Identify the lines in the data below that contain "муниципальных" and give only how many there are.

===== Supplied records

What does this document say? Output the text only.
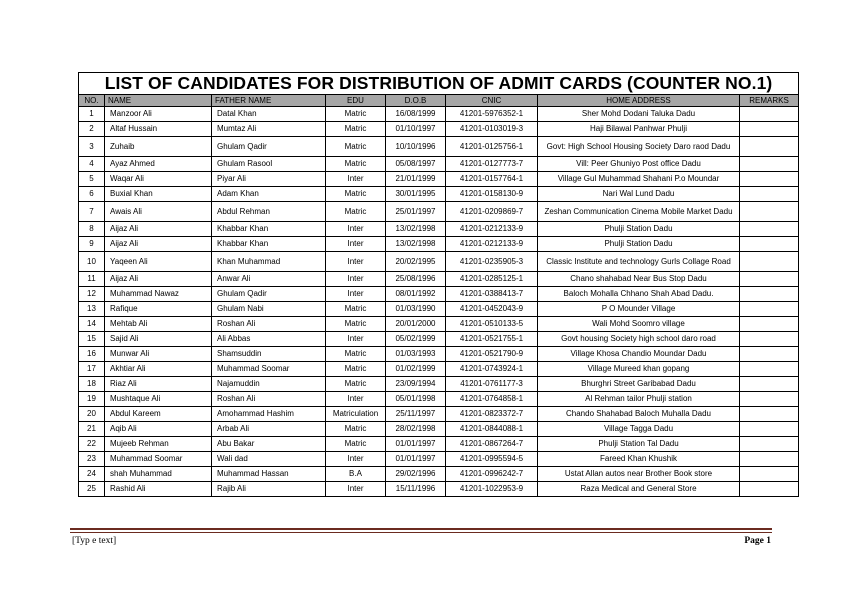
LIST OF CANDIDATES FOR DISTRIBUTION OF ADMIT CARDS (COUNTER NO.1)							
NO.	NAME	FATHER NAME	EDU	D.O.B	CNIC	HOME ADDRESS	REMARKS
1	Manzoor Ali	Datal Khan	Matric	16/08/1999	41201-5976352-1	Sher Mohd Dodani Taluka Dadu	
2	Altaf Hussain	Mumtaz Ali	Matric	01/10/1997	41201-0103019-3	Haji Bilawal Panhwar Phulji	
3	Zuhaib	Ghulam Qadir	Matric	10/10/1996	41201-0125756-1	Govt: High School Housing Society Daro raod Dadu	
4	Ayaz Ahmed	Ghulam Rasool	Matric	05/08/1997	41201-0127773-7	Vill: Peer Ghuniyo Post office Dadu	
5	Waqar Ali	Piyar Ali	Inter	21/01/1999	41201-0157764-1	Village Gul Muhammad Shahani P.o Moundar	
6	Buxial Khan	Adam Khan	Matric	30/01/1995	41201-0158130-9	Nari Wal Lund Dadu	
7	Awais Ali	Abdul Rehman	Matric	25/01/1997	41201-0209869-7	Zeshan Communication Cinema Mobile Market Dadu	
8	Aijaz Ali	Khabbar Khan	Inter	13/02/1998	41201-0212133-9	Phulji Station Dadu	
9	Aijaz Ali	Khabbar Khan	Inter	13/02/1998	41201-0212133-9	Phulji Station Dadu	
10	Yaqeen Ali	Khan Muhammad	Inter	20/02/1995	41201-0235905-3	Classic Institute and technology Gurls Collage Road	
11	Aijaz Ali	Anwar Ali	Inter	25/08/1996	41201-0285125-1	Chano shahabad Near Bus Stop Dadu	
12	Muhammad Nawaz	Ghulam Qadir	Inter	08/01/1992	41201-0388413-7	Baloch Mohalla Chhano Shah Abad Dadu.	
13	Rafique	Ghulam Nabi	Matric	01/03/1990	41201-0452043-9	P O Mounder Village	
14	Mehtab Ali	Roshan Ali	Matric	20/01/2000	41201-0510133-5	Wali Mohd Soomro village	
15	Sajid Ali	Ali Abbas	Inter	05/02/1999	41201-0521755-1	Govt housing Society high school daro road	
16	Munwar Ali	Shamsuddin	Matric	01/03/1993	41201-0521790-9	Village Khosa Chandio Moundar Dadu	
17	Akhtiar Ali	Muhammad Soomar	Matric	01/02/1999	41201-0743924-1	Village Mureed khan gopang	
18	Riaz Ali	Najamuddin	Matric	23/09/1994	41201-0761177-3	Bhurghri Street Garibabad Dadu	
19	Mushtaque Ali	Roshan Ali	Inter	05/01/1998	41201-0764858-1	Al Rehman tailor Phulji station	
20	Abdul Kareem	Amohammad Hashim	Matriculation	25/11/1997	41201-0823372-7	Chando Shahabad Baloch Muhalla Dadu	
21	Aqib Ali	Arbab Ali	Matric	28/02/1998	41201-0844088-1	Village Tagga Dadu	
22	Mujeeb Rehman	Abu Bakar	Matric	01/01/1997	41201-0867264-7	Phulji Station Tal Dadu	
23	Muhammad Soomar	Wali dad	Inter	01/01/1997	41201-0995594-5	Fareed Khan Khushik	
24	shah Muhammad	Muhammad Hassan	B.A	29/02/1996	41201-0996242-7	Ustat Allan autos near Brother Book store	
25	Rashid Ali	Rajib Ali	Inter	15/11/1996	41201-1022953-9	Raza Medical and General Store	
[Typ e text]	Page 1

==========
===== Supplied records

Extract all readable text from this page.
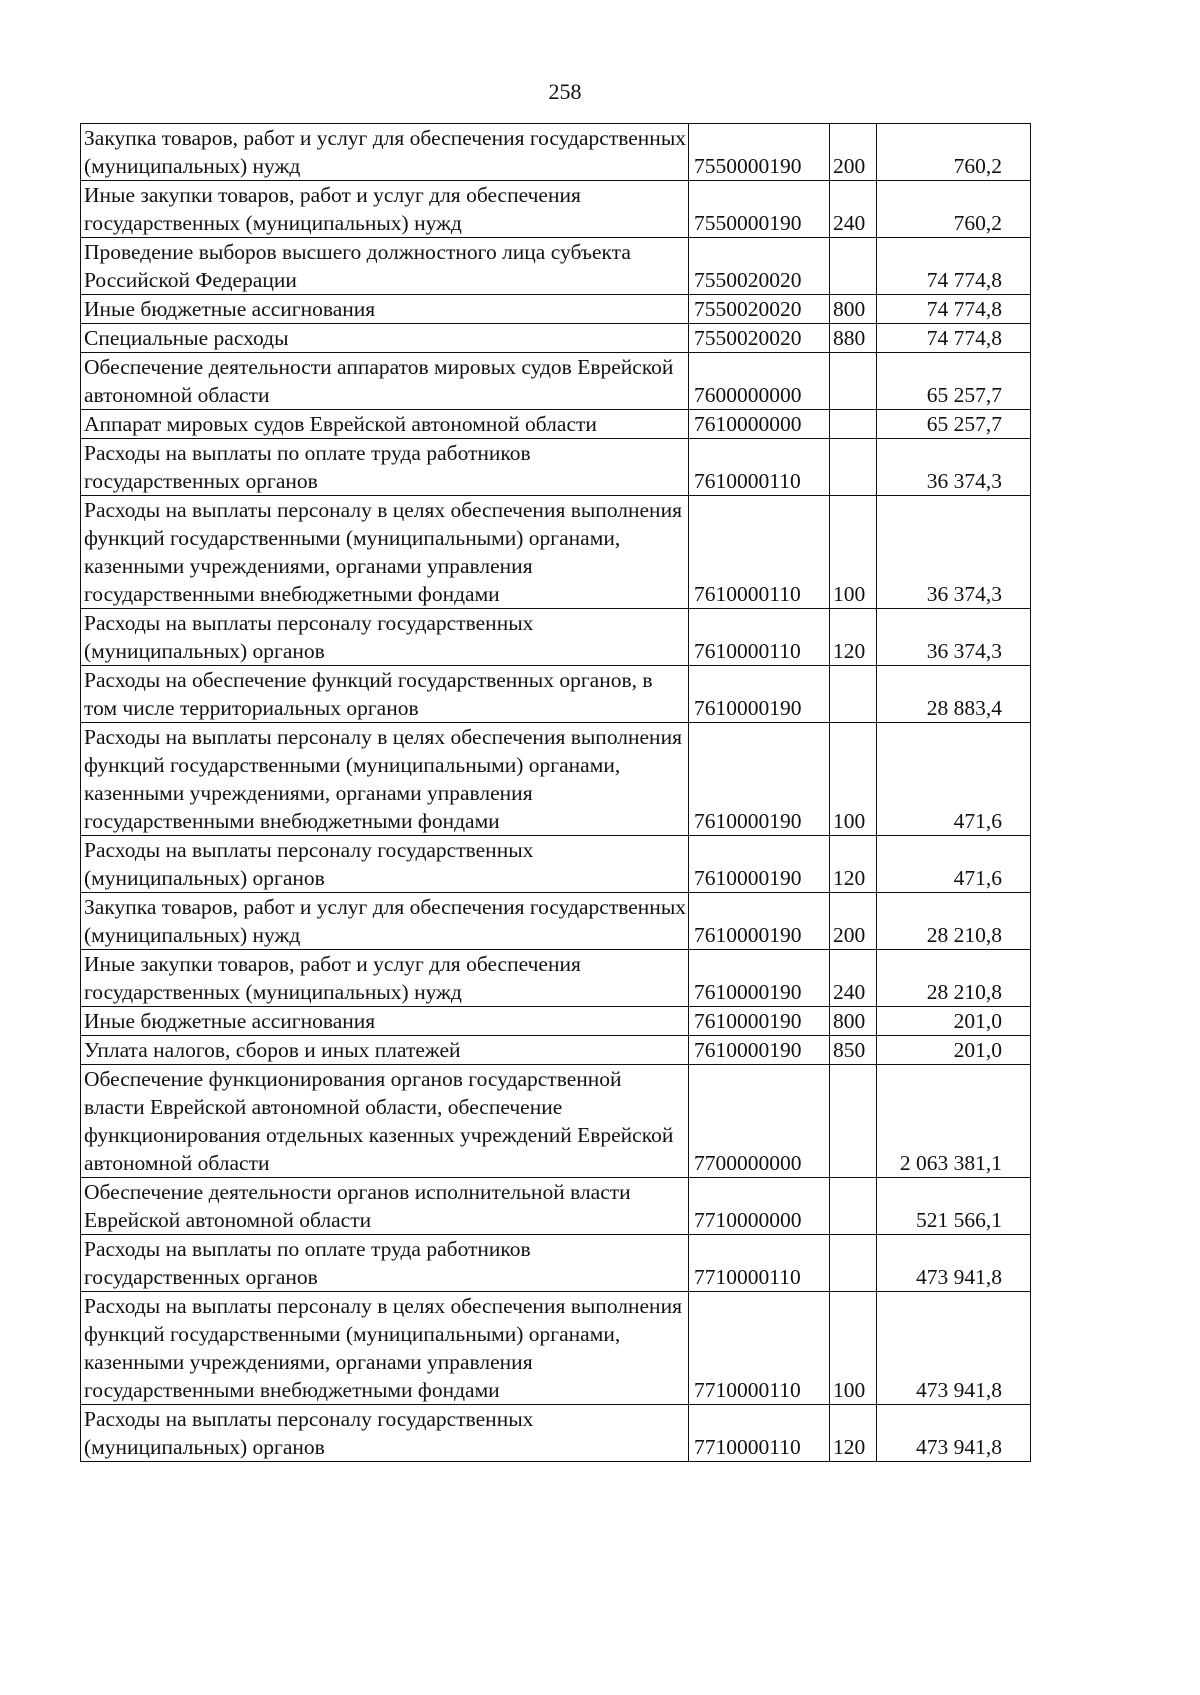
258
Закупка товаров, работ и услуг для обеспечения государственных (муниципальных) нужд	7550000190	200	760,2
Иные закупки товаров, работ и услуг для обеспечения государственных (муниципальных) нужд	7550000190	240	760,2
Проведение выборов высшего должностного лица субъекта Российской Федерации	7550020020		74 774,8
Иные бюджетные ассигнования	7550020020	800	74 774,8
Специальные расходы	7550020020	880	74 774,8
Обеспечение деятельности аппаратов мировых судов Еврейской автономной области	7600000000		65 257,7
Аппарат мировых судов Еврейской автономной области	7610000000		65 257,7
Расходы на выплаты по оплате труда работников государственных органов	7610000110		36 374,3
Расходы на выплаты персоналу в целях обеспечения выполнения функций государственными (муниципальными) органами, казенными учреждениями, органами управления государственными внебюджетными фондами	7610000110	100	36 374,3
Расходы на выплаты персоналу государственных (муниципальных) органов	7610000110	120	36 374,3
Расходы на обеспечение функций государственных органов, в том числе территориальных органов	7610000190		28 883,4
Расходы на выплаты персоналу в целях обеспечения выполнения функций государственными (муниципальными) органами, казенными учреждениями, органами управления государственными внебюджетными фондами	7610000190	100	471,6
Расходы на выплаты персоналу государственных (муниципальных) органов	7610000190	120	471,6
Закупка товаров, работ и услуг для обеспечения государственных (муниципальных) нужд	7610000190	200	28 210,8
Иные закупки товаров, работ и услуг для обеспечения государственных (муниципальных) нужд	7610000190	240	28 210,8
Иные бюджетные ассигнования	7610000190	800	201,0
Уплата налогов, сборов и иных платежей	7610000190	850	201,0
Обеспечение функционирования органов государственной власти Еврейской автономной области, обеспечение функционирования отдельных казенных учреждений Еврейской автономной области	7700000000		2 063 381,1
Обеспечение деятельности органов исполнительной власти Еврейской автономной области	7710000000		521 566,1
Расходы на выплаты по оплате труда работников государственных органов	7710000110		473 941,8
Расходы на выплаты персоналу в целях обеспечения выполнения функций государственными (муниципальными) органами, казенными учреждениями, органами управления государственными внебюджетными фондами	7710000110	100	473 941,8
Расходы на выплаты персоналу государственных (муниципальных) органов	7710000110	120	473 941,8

==========

Response to the exercise: 7